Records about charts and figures
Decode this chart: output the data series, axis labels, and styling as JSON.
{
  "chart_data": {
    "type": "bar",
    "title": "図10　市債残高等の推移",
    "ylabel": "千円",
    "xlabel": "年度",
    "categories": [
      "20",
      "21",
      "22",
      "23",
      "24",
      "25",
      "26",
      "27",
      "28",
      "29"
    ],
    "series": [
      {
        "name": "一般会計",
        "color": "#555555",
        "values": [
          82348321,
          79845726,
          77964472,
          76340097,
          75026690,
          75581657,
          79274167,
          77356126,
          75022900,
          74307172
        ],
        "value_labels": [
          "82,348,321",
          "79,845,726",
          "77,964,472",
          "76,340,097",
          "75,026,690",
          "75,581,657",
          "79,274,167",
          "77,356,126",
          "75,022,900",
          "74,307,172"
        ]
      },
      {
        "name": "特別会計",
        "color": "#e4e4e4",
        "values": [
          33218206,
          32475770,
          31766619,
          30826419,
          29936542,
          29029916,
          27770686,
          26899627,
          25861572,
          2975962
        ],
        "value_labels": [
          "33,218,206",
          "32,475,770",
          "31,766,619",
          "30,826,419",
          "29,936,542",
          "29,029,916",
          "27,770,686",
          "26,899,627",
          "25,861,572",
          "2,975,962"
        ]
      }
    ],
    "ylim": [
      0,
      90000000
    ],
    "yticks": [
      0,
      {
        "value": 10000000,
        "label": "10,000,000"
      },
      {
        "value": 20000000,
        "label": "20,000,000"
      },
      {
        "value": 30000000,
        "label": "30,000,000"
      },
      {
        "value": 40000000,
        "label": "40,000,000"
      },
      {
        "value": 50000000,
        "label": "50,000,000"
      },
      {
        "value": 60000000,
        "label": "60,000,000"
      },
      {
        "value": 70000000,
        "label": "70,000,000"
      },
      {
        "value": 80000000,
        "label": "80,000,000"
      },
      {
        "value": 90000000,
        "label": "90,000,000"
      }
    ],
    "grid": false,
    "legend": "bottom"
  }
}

[Task directions] Copy each line that holds the word "series".

[Output for this exercise]
Decode this chart: output the data series, axis labels, and styling as JSON.
    "series": [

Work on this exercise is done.